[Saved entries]
···

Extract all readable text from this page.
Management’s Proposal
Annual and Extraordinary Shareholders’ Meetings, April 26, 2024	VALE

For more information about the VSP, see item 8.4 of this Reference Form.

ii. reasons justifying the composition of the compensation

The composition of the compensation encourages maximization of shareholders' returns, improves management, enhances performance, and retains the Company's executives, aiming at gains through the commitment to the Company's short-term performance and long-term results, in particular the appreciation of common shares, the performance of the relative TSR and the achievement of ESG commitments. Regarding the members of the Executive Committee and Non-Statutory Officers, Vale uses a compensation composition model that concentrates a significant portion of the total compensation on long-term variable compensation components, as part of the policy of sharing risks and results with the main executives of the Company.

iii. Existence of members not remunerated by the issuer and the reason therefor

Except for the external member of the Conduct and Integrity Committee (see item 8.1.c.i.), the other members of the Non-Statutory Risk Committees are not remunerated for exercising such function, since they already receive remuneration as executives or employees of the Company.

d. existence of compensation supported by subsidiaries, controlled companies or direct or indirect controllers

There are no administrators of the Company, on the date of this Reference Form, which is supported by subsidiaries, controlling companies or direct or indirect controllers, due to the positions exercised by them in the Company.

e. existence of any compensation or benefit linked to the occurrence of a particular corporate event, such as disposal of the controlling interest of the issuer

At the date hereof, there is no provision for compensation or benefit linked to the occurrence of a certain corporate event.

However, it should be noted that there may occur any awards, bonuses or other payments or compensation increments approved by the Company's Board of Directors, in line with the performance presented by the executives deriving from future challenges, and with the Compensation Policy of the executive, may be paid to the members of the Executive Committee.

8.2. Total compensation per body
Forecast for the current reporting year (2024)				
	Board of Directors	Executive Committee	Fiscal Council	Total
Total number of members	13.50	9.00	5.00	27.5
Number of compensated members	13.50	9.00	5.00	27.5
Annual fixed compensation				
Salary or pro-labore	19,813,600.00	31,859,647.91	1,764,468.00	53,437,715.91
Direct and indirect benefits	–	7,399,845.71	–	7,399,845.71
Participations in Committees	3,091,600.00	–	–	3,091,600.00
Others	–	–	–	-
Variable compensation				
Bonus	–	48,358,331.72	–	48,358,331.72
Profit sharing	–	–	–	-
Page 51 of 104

···

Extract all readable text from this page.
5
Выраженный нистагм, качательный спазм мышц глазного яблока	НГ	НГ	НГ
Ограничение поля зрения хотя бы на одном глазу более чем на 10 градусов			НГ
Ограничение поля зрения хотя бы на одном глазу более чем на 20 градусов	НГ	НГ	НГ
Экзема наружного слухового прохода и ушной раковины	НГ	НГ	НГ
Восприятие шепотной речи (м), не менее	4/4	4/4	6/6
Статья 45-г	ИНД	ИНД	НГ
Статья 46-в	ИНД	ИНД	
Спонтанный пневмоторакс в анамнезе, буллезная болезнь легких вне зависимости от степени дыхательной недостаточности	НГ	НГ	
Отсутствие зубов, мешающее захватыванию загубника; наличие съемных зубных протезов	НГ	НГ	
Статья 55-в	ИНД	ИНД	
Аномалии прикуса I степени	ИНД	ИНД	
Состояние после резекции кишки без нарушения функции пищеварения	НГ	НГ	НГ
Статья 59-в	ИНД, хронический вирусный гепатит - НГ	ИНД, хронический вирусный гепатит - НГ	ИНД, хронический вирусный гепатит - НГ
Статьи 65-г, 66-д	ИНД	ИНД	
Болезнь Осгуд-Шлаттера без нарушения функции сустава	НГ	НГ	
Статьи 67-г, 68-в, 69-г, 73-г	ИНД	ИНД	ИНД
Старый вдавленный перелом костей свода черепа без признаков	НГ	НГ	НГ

···

◆ To do: Track down every line with the word "companies" and copy it.

◆ Reply:
d. existence of compensation supported by subsidiaries, controlled companies or direct or indirect controllers
There are no administrators of the Company, on the date of this Reference Form, which is supported by subsidiaries, controlling companies or direct or indirect controllers, due to the positions exercised by them in the Company.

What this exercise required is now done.